"""

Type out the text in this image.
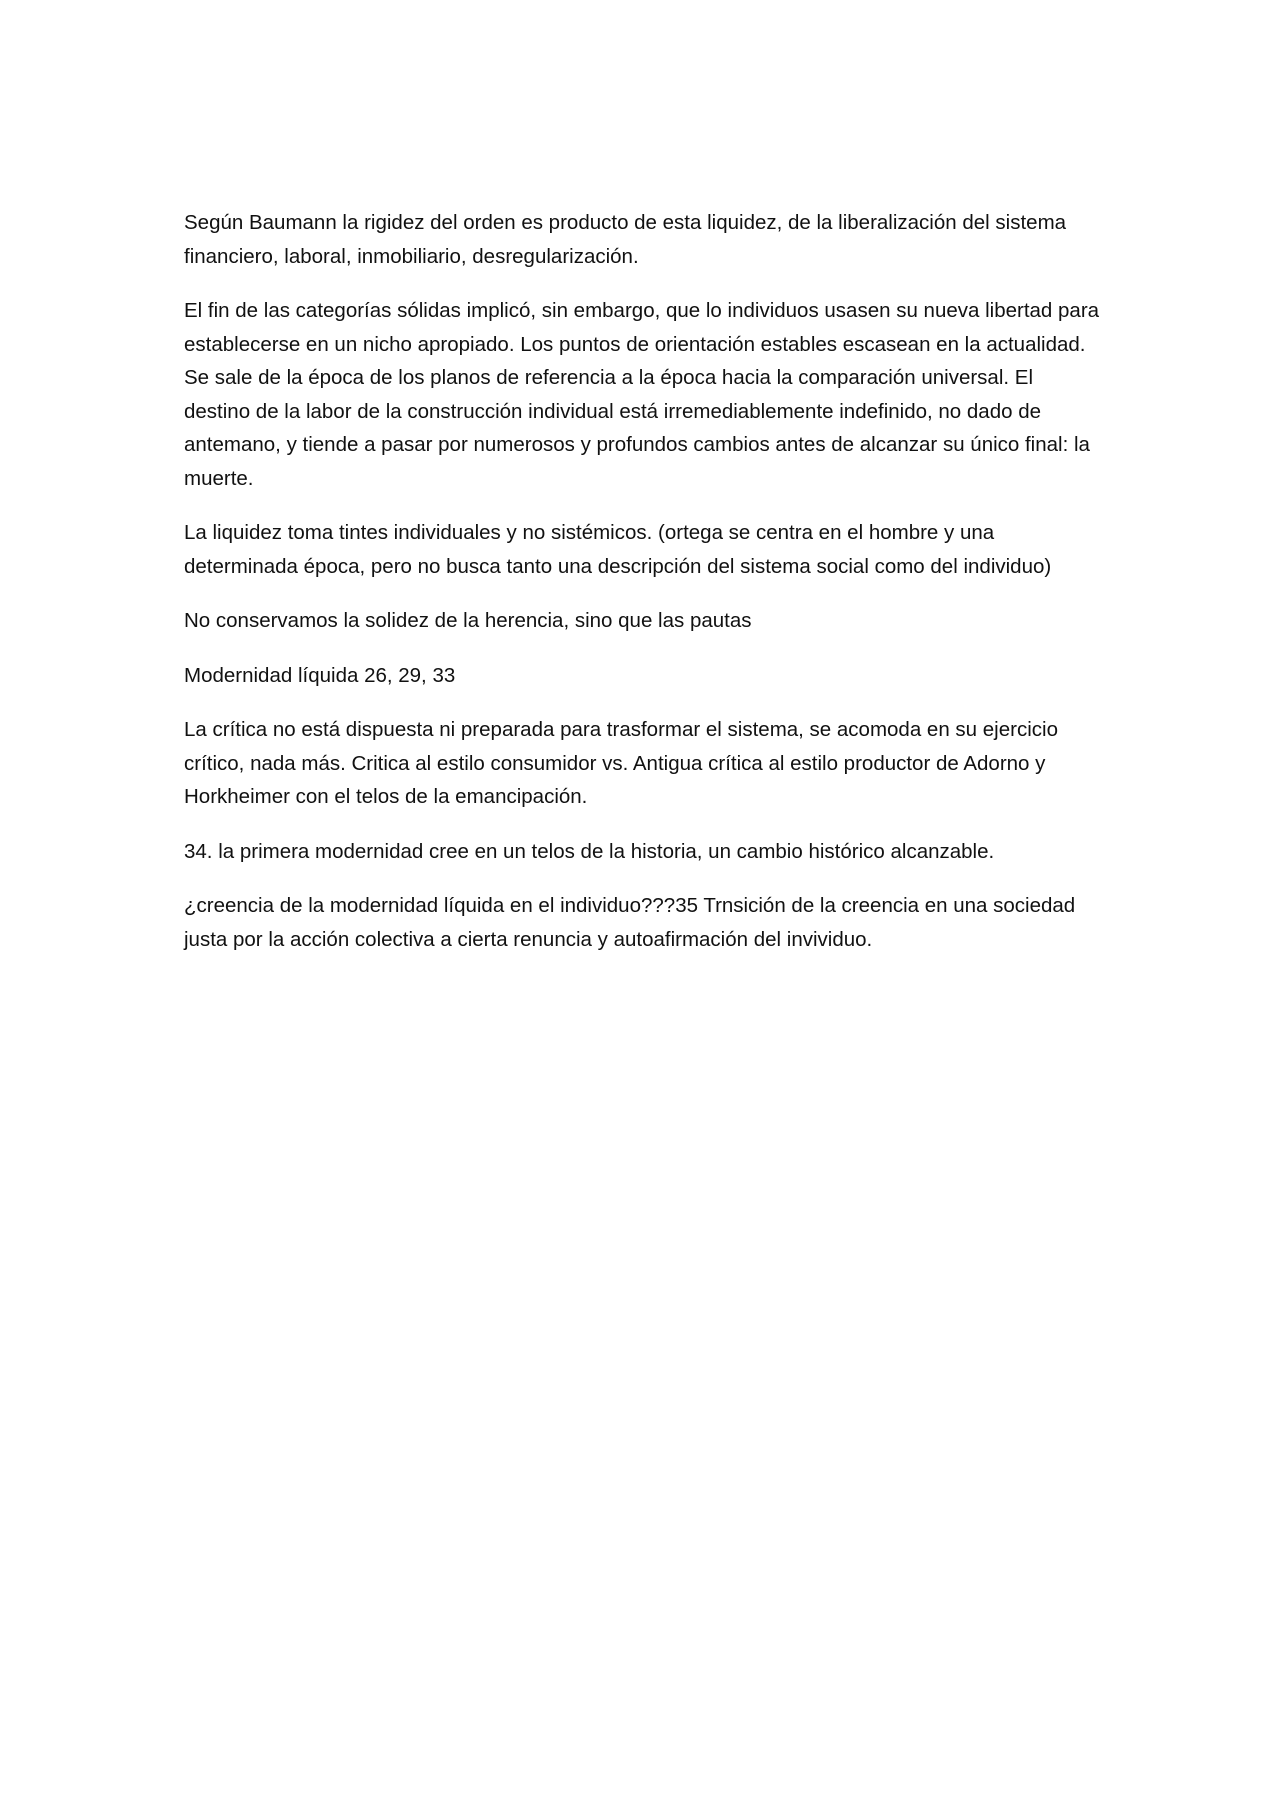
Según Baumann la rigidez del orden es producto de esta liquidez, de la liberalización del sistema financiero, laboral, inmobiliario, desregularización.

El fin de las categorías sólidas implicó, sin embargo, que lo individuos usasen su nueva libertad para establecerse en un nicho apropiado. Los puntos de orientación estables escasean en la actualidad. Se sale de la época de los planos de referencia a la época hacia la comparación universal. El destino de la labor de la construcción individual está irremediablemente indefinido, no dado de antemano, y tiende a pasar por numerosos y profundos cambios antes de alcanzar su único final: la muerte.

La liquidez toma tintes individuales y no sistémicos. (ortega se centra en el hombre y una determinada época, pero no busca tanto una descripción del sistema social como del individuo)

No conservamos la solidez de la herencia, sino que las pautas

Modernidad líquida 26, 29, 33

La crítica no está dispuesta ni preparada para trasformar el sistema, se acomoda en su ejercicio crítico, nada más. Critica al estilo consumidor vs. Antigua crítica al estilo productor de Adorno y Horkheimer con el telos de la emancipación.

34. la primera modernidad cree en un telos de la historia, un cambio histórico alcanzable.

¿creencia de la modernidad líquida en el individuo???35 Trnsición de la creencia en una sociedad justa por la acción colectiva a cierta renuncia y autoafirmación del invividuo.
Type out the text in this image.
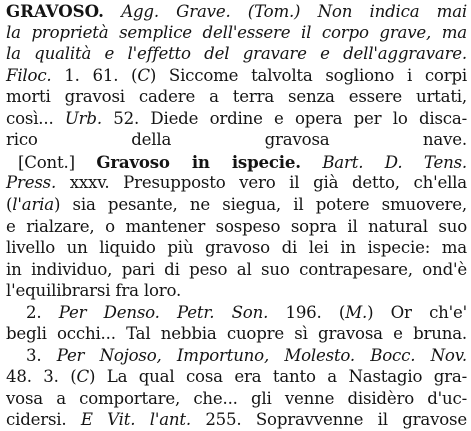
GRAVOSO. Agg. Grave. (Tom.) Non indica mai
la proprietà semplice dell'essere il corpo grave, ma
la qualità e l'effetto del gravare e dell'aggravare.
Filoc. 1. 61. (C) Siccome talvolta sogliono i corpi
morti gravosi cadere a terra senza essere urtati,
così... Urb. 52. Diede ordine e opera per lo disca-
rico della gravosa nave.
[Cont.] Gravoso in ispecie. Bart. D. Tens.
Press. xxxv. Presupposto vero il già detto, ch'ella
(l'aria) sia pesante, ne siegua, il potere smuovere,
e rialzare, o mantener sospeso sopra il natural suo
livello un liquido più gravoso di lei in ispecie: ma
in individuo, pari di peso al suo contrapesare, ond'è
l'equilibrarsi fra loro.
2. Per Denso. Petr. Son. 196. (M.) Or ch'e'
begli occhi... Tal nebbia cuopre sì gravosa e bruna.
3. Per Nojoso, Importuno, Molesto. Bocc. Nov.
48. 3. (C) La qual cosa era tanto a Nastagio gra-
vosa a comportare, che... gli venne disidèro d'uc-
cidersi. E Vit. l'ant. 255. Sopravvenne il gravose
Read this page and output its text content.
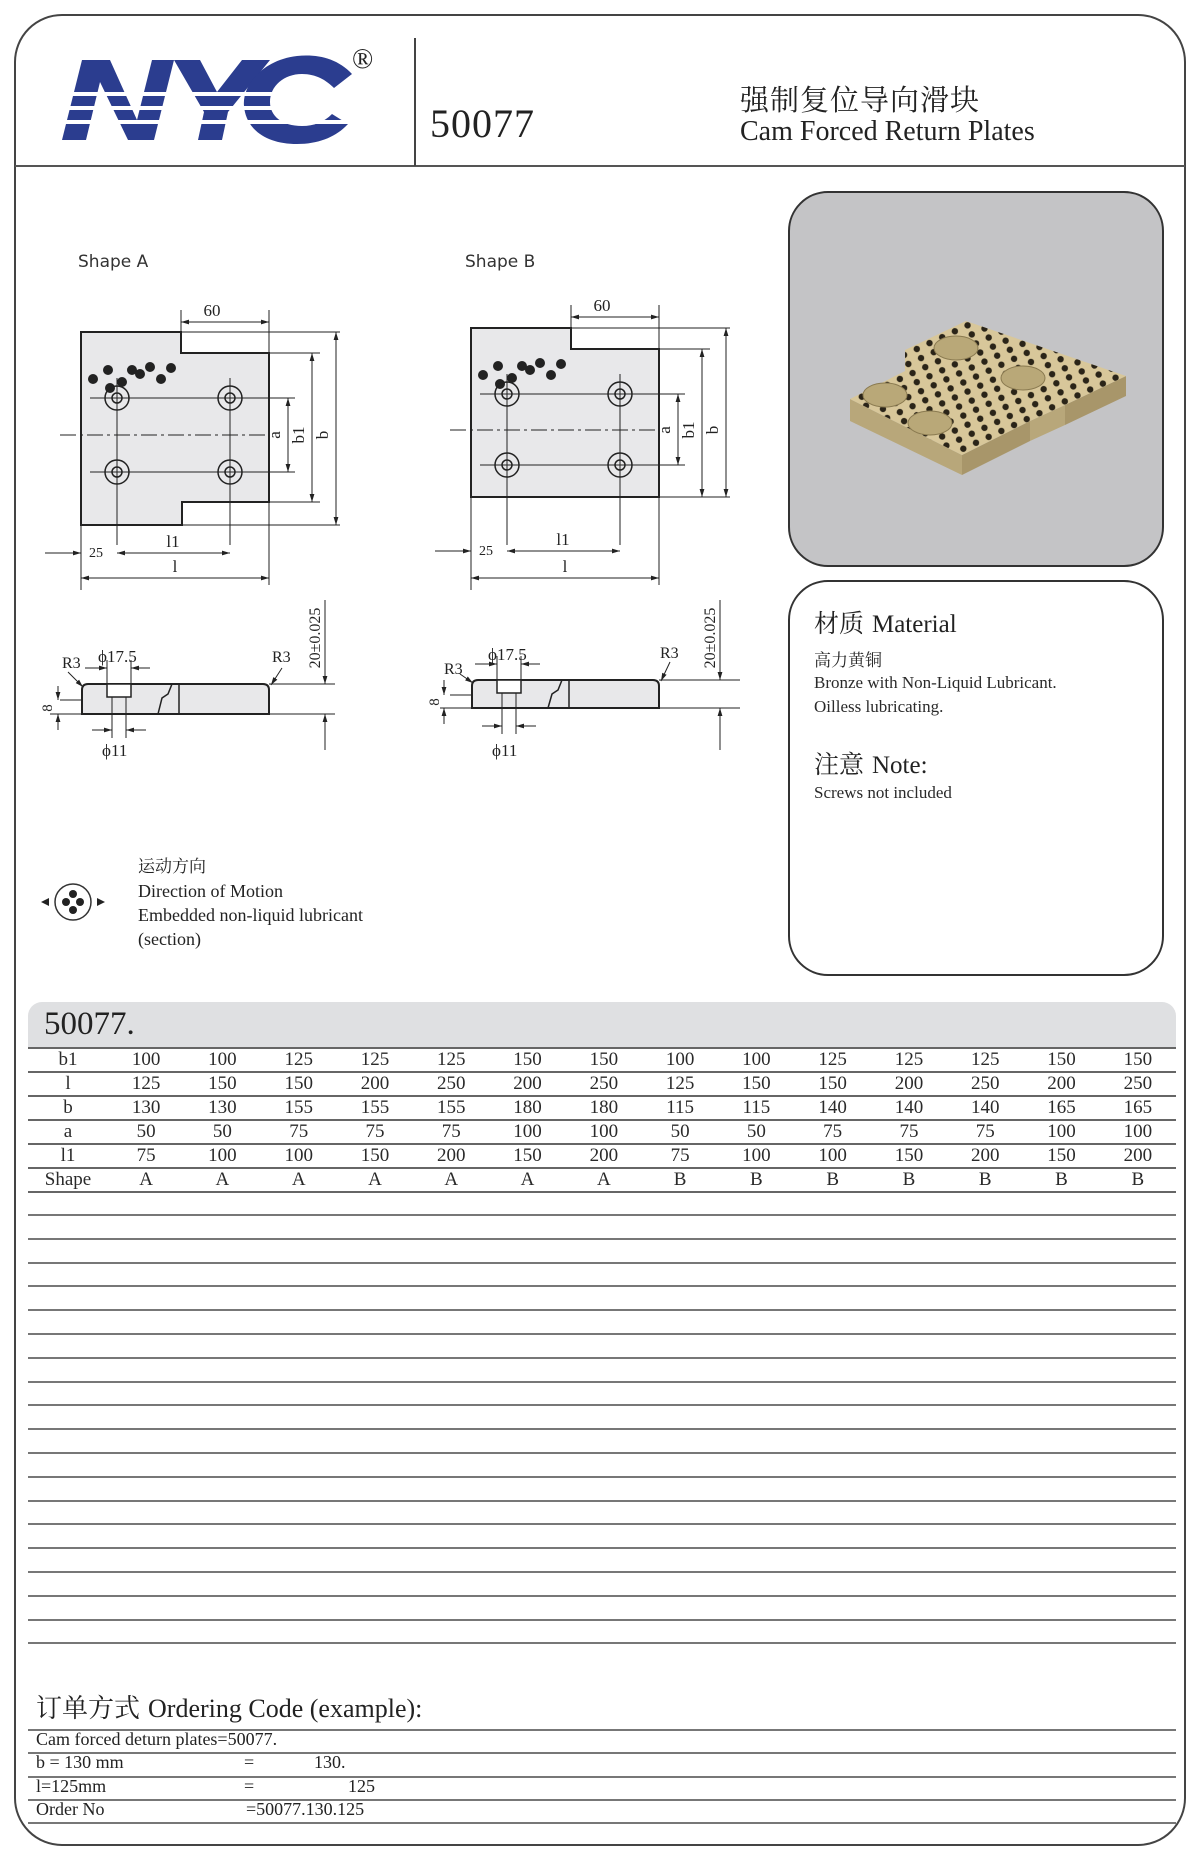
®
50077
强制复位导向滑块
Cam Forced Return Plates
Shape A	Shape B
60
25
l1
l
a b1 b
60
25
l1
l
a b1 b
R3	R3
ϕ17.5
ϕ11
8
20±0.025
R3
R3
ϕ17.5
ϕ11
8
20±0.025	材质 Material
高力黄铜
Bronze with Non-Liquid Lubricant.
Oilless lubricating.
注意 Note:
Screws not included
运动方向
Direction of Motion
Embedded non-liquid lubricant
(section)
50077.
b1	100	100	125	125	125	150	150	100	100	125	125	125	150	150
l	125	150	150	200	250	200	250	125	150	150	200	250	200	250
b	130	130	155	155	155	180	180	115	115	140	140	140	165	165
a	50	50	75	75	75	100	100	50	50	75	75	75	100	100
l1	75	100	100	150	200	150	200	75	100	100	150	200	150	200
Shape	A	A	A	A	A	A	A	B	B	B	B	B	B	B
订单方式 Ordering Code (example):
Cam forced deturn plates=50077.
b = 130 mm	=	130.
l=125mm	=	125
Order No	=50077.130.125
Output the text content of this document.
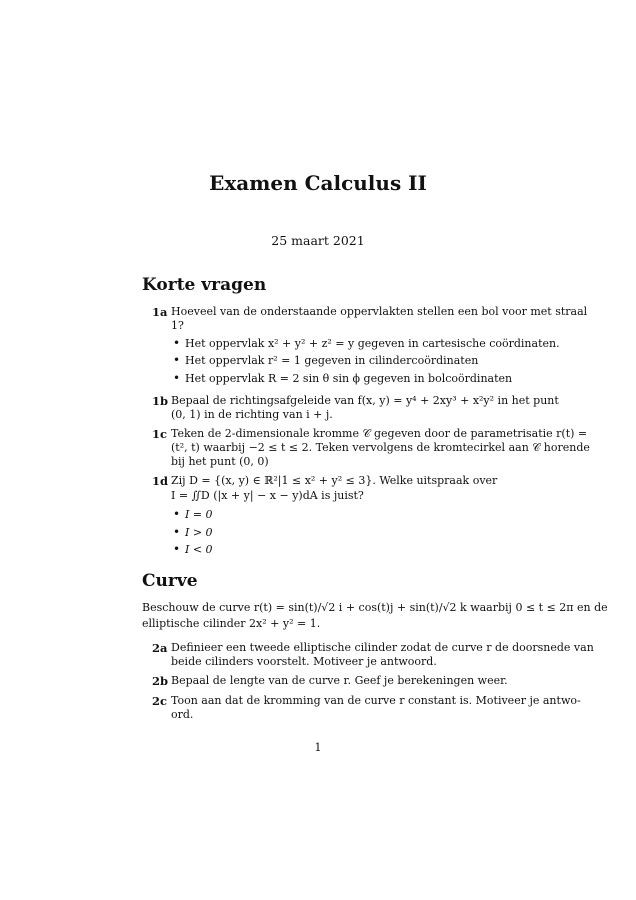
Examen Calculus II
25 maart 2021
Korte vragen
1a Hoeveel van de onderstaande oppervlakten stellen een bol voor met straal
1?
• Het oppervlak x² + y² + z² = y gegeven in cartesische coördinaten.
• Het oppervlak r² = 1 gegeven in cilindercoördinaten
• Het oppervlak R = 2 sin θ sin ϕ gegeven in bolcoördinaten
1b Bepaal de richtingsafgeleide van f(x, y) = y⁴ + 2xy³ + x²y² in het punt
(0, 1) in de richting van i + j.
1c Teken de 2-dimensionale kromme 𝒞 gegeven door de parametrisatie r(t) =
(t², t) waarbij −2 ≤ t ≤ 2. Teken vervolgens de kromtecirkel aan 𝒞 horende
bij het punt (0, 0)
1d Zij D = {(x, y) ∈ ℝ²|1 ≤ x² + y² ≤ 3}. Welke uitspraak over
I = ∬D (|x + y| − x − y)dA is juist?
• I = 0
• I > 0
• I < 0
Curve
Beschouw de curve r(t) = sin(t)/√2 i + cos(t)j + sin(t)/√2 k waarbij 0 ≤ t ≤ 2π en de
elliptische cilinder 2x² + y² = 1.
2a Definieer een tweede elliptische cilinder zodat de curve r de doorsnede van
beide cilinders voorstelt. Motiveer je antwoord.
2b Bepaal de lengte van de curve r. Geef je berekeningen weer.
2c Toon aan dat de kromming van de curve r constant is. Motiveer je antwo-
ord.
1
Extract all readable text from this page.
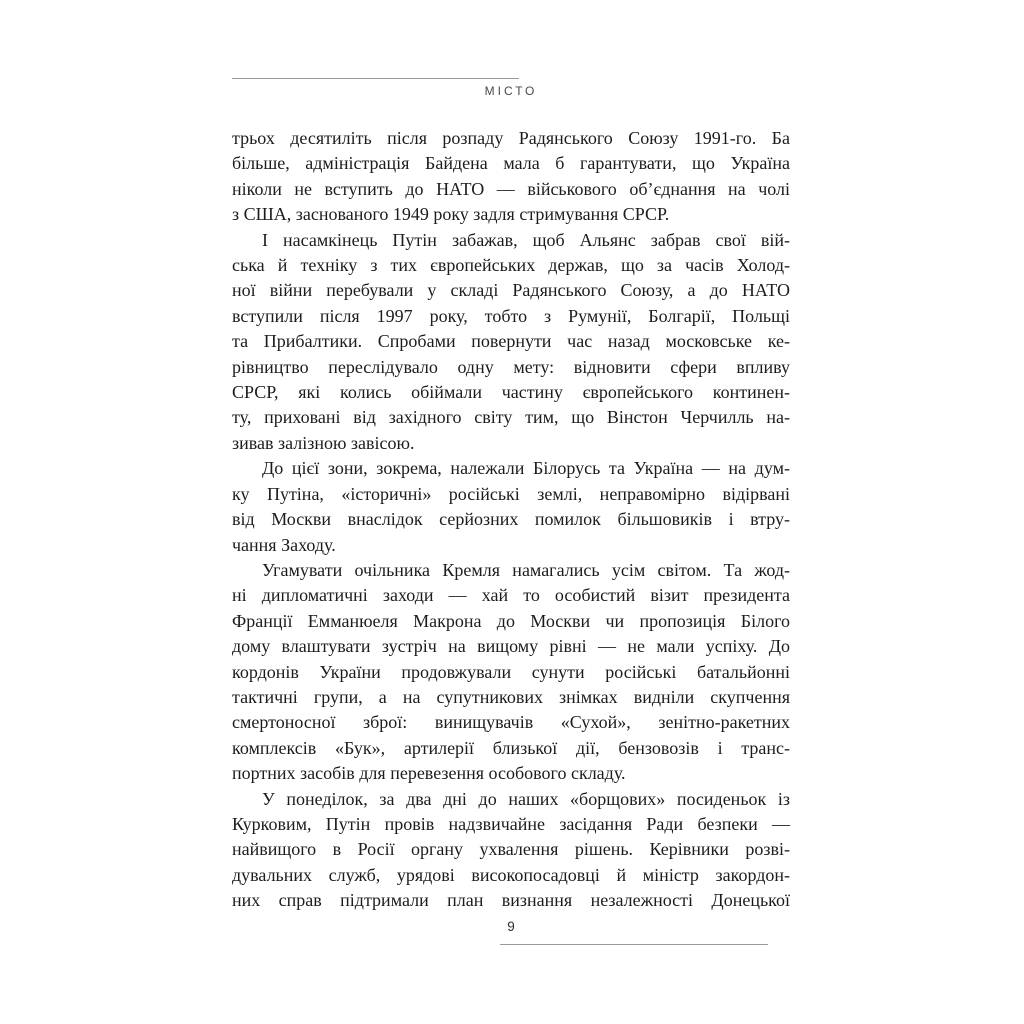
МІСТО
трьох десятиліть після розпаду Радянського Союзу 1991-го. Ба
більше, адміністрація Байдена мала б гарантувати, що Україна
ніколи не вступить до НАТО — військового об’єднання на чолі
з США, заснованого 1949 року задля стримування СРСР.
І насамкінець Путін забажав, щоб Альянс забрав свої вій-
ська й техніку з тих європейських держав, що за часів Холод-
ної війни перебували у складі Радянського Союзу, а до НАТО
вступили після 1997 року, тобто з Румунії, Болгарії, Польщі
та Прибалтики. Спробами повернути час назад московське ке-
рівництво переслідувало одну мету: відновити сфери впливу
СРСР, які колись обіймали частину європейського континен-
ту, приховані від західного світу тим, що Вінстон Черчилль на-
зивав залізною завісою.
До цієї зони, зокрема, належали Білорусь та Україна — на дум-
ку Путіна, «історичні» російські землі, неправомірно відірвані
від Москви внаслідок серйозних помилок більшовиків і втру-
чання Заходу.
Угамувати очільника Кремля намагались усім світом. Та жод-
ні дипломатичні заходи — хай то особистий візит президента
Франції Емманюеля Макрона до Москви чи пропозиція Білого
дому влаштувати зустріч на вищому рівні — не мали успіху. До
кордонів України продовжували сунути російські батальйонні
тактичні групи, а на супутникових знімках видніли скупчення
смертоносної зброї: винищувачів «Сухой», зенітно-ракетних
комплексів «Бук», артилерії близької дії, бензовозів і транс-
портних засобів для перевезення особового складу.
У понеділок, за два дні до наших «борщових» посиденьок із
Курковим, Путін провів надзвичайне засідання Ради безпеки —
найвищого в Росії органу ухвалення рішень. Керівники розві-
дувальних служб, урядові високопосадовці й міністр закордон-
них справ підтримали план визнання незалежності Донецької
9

"""

→ What you should do
Of the lines in this listing, how many contain "telos"? Reply with the number and nothing more.

→ The completed task
2